WHAT YOU SHOULD DO: Collect all lines containing the word "Cash" from the data.
─── MATERIAL SHOWN ───
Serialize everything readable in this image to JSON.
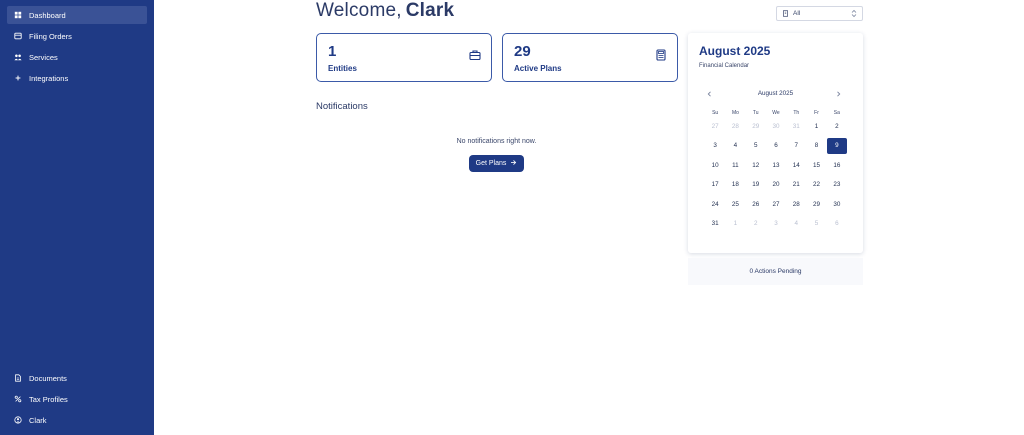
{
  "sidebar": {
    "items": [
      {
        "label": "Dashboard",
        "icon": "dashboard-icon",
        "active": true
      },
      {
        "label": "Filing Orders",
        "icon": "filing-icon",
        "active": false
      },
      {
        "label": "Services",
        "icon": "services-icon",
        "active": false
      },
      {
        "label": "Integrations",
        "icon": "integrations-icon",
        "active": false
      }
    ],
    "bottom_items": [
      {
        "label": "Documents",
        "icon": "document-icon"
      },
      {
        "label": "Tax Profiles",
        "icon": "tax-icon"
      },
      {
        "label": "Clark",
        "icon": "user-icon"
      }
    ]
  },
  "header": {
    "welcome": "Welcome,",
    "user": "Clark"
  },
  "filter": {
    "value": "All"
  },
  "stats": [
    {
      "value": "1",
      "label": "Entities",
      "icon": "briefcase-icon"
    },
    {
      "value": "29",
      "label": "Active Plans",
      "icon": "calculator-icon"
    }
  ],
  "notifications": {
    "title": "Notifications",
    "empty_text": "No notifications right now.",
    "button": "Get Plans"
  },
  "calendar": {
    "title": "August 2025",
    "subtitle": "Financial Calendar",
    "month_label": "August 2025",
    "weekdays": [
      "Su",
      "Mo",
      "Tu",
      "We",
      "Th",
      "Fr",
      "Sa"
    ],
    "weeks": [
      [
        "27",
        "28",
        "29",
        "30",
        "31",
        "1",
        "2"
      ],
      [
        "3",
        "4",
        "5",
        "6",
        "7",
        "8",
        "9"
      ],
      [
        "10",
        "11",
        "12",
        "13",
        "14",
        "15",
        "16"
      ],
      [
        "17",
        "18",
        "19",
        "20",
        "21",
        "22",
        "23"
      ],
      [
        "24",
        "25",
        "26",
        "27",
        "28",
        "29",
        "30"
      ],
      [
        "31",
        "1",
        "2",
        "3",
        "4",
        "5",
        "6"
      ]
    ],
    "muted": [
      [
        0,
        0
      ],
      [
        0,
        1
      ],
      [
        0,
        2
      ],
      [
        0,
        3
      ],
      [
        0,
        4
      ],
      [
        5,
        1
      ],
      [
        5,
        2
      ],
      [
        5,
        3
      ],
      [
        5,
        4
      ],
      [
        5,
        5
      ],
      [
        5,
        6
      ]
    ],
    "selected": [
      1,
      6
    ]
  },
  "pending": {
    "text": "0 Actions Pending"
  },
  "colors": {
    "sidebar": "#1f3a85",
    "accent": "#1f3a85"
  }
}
───
─── MATERIAL SHOWN ───
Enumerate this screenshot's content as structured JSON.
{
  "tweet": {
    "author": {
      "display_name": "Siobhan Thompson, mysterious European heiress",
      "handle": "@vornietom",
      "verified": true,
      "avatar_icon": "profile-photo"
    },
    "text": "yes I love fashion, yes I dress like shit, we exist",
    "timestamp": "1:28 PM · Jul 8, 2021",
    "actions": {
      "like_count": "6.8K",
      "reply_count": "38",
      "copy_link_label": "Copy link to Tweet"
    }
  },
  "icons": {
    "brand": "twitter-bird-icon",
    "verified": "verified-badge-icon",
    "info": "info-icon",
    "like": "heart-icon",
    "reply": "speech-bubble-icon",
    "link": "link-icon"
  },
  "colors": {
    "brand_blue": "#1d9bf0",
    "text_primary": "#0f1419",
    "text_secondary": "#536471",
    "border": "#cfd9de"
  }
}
───
─── MATERIAL SHOWN ───
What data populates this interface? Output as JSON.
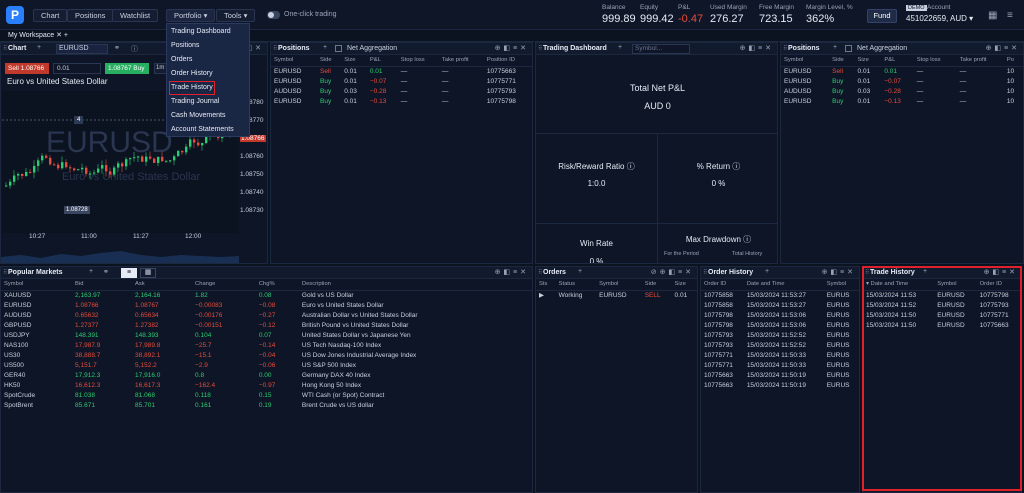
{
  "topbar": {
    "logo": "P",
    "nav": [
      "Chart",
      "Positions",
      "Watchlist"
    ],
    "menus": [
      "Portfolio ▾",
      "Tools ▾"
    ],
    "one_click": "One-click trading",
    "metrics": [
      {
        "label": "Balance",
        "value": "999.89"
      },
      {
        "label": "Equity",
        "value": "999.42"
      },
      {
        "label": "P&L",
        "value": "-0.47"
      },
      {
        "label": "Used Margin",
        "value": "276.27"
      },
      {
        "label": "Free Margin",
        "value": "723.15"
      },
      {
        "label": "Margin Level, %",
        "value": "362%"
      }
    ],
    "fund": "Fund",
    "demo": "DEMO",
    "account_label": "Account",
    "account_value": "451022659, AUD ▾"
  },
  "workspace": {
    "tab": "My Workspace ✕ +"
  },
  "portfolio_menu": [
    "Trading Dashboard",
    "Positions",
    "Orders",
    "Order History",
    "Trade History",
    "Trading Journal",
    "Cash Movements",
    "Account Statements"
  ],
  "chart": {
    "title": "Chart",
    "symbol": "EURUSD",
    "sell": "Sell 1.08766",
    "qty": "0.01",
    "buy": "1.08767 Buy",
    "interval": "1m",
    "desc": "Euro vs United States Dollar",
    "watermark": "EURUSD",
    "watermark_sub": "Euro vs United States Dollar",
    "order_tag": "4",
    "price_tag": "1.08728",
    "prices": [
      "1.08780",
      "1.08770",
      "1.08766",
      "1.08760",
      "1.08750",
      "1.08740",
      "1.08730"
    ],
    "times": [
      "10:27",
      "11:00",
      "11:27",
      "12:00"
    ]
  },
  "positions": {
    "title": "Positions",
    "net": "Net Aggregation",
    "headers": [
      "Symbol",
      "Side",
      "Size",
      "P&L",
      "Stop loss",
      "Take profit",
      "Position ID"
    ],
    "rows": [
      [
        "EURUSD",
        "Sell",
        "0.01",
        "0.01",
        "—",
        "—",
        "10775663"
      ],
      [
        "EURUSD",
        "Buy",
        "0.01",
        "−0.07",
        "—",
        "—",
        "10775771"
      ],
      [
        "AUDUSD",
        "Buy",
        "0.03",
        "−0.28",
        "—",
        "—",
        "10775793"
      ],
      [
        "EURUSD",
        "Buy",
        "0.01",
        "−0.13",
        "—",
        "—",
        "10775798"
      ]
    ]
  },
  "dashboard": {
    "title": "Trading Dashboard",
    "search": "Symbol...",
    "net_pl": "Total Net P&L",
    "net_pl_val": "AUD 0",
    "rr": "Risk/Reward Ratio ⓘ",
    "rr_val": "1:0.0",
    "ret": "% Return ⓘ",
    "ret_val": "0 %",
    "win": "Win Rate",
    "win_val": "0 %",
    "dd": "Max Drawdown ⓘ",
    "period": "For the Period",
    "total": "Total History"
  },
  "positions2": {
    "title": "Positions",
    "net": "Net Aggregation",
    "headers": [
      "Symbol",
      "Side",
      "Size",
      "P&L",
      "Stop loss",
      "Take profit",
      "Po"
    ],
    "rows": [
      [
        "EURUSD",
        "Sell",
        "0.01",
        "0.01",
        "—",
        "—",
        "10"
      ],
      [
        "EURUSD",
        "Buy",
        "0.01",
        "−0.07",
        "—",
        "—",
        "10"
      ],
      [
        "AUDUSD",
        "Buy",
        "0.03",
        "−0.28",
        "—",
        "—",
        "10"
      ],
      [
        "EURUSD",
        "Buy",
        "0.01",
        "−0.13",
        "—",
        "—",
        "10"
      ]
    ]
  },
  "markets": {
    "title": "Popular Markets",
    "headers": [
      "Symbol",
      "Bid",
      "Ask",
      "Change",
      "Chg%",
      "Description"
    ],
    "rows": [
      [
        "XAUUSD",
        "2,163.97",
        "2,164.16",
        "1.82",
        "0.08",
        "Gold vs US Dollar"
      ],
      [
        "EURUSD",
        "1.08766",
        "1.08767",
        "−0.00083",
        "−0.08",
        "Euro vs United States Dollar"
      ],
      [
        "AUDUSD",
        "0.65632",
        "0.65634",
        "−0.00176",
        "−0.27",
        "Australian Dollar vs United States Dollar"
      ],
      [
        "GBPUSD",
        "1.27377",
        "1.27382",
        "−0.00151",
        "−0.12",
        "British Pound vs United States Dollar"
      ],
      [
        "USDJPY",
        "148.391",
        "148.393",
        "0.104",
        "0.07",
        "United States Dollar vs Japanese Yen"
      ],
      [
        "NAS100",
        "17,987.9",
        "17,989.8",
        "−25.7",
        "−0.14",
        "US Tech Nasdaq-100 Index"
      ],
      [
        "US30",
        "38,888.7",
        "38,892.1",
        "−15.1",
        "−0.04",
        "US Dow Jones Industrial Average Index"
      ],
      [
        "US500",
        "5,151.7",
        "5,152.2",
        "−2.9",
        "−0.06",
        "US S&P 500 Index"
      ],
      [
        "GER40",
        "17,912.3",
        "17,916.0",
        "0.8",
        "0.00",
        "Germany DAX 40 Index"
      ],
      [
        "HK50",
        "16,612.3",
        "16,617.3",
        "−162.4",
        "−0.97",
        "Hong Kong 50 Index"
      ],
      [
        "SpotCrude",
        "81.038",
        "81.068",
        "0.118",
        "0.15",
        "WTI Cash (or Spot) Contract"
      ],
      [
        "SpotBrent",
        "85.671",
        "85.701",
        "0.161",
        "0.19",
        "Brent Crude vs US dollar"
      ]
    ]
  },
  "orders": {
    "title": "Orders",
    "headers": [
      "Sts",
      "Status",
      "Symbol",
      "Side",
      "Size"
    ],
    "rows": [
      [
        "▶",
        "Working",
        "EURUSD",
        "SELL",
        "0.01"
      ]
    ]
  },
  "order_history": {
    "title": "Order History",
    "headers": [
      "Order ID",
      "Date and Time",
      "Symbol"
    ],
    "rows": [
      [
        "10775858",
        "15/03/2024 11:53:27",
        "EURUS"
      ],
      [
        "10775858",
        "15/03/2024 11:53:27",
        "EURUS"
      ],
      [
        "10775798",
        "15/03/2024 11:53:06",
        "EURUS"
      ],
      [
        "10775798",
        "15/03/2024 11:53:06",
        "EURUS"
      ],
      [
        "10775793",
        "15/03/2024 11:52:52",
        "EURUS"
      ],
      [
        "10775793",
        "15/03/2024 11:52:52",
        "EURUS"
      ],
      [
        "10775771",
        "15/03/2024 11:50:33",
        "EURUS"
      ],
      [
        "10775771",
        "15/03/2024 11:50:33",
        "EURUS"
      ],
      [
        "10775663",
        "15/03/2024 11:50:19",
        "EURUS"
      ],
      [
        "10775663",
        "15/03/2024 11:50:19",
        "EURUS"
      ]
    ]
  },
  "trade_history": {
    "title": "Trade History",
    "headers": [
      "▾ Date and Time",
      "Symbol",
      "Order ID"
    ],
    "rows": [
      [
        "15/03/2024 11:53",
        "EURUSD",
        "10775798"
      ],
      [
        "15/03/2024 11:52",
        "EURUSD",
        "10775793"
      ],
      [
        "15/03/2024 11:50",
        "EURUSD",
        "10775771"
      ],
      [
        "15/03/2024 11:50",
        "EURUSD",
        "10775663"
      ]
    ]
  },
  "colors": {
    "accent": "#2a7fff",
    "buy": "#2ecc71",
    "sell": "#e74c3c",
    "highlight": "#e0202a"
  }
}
───
SOLUTION BELOW:
    "Cash Movements",
        "WTI Cash (or Spot) Contract"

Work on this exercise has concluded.